Can you give the data from the line with "391, 420, 403]" up to and including the line with "366, 365, 403]" again, switching "Bar" to "Column" and keeping everything else the same?

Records
»»
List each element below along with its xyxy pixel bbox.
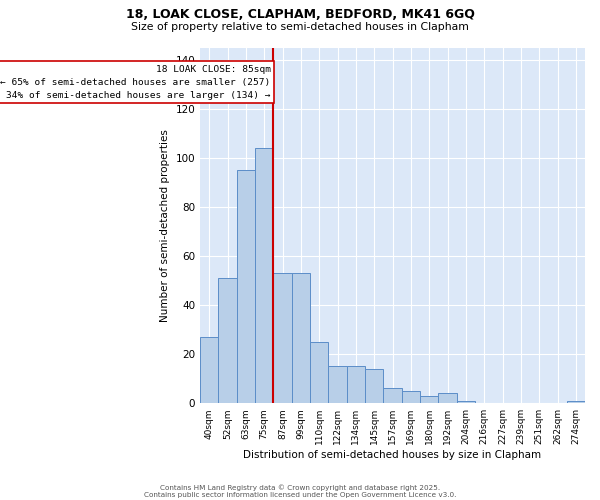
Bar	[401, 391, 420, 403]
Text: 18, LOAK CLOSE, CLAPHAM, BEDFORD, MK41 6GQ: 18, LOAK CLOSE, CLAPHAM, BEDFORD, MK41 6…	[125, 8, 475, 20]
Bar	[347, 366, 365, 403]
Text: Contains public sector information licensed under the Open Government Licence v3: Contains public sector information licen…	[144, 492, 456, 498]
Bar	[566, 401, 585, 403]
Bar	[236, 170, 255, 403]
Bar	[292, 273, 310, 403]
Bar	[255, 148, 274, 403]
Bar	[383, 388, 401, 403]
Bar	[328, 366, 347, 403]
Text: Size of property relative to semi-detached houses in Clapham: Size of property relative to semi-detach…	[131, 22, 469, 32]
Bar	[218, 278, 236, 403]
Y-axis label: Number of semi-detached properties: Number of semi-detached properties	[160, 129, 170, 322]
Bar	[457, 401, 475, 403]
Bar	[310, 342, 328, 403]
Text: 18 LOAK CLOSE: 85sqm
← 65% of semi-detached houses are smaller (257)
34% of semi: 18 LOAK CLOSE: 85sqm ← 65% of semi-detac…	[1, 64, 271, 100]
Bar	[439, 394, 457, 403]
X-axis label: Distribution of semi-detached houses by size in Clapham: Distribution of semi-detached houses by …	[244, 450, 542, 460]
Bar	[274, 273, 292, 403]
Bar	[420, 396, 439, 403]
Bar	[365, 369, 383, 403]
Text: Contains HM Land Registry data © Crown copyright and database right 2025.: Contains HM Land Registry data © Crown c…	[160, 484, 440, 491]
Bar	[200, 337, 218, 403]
««
> Output of the exercise:
Column	[401, 391, 420, 403]
Text: 18, LOAK CLOSE, CLAPHAM, BEDFORD, MK41 6GQ: 18, LOAK CLOSE, CLAPHAM, BEDFORD, MK41 6…	[125, 8, 475, 20]
Column	[347, 366, 365, 403]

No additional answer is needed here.